**Given task**
Word for word, retype every entry in the listing.

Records
▽

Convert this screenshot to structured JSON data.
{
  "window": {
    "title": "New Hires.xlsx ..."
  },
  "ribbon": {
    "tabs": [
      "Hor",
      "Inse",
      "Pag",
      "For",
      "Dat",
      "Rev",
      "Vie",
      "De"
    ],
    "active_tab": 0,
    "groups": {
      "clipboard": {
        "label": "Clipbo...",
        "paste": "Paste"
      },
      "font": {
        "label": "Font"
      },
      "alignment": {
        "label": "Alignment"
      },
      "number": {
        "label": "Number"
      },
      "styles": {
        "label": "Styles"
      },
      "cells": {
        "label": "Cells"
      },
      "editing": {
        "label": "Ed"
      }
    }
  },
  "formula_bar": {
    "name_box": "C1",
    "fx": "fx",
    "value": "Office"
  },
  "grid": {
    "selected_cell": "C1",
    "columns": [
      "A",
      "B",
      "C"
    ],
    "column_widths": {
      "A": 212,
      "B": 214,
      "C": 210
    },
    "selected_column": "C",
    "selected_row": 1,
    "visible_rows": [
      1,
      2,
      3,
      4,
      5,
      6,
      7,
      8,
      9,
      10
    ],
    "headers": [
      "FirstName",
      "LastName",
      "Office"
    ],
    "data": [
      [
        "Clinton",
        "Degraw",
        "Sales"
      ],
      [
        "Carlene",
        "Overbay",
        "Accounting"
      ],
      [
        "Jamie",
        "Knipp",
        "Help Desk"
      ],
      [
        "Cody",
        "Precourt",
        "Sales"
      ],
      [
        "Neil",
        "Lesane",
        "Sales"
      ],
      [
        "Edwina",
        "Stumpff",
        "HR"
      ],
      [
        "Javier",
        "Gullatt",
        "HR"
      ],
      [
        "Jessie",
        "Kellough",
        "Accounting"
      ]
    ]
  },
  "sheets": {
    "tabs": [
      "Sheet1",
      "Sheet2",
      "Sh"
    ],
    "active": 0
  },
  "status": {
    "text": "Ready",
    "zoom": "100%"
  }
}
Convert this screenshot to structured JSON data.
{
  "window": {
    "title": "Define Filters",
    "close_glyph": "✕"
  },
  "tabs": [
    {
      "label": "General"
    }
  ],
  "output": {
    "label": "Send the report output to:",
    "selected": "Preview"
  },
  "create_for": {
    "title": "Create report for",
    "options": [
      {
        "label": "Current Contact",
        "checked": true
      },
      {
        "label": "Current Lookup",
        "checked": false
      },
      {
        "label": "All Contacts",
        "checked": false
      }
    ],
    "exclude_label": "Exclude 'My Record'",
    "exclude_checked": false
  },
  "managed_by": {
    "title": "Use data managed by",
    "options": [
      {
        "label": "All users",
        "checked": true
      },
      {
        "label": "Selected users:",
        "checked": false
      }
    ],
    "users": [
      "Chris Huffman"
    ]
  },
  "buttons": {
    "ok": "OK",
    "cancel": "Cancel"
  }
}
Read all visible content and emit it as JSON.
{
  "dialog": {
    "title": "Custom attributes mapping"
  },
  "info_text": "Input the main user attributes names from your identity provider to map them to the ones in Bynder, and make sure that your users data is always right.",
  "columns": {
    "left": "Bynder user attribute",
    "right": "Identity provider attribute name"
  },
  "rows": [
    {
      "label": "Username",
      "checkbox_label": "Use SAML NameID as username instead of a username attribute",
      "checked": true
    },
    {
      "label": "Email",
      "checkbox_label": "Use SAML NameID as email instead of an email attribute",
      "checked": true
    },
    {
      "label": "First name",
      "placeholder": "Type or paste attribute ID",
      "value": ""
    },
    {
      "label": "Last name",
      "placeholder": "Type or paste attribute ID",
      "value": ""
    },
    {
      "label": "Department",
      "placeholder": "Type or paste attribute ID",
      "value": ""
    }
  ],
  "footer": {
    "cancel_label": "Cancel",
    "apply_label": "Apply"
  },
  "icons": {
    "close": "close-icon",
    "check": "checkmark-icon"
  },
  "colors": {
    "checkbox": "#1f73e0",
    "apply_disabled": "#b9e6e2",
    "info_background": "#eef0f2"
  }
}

△

**Exercise result**
Convert this screenshot to structured JSON data.
{
  "window": {
    "title": "New Hires.xlsx ..."
  },
  "ribbon": {
    "tabs": [
      "Hor",
      "Inse",
      "Pag",
      "For",
      "Dat",
      "Rev",
      "Vie",
      "De"
    ],
    "active_tab": 0,
    "groups": {
      "clipboard": {
        "label": "Clipbo...",
        "paste": "Paste"
      },
      "font": {
        "label": "Font"
      },
      "alignment": {
        "label": "Alignment"
      },
      "number": {
        "label": "Number"
      },
      "styles": {
        "label": "Styles"
      },
      "cells": {
        "label": "Cells"
      },
      "editing": {
        "label": "Ed"
      }
    }
  },
  "formula_bar": {
    "name_box": "C1",
    "fx": "fx",
    "value": "Office"
  },
  "grid": {
    "selected_cell": "C1",
    "columns": [
      "A",
      "B",
      "C"
    ],
    "column_widths": {
      "A": 212,
      "B": 214,
      "C": 210
    },
    "selected_column": "C",
    "selected_row": 1,
    "visible_rows": [
      1,
      2,
      3,
      4,
      5,
      6,
      7,
      8,
      9,
      10
    ],
    "headers": [
      "FirstName",
      "LastName",
      "Office"
    ],
    "data": [
      [
        "Clinton",
        "Degraw",
        "Sales"
      ],
      [
        "Carlene",
        "Overbay",
        "Accounting"
      ],
      [
        "Jamie",
        "Knipp",
        "Help Desk"
      ],
      [
        "Cody",
        "Precourt",
        "Sales"
      ],
      [
        "Neil",
        "Lesane",
        "Sales"
      ],
      [
        "Edwina",
        "Stumpff",
        "HR"
      ],
      [
        "Javier",
        "Gullatt",
        "HR"
      ],
      [
        "Jessie",
        "Kellough",
        "Accounting"
      ]
    ]
  },
  "sheets": {
    "tabs": [
      "Sheet1",
      "Sheet2",
      "Sh"
    ],
    "active": 0
  },
  "status": {
    "text": "Ready",
    "zoom": "100%"
  }
}
Convert this screenshot to structured JSON data.
{
  "window": {
    "title": "Define Filters",
    "close_glyph": "✕"
  },
  "tabs": [
    {
      "label": "General"
    }
  ],
  "output": {
    "label": "Send the report output to:",
    "selected": "Preview"
  },
  "create_for": {
    "title": "Create report for",
    "options": [
      {
        "label": "Current Contact",
        "checked": true
      },
      {
        "label": "Current Lookup",
        "checked": false
      },
      {
        "label": "All Contacts",
        "checked": false
      }
    ],
    "exclude_label": "Exclude 'My Record'",
    "exclude_checked": false
  },
  "managed_by": {
    "title": "Use data managed by",
    "options": [
      {
        "label": "All users",
        "checked": true
      },
      {
        "label": "Selected users:",
        "checked": false
      }
    ],
    "users": [
      "Chris Huffman"
    ]
  },
  "buttons": {
    "ok": "OK",
    "cancel": "Cancel"
  }
}
Read all visible content and emit it as JSON.
{
  "dialog": {
    "title": "Custom attributes mapping"
  },
  "info_text": "Input the main user attributes names from your identity provider to map them to the ones in Bynder, and make sure that your users data is always right.",
  "columns": {
    "left": "Bynder user attribute",
    "right": "Identity provider attribute name"
  },
  "rows": [
    {
      "label": "Username",
      "checkbox_label": "Use SAML NameID as username instead of a username attribute",
      "checked": true
    },
    {
      "label": "Email",
      "checkbox_label": "Use SAML NameID as email instead of an email attribute",
      "checked": true
    },
    {
      "label": "First name",
      "placeholder": "Type or paste attribute ID",
      "value": ""
    },
    {
      "label": "Last name",
      "placeholder": "Type or paste attribute ID",
      "value": ""
    },
    {
      "label": "Department",
      "placeholder": "Type or paste attribute ID",
      "value": ""
    }
  ],
  "footer": {
    "cancel_label": "Cancel",
    "apply_label": "Apply"
  },
  "icons": {
    "close": "close-icon",
    "check": "checkmark-icon"
  },
  "colors": {
    "checkbox": "#1f73e0",
    "apply_disabled": "#b9e6e2",
    "info_background": "#eef0f2"
  }
}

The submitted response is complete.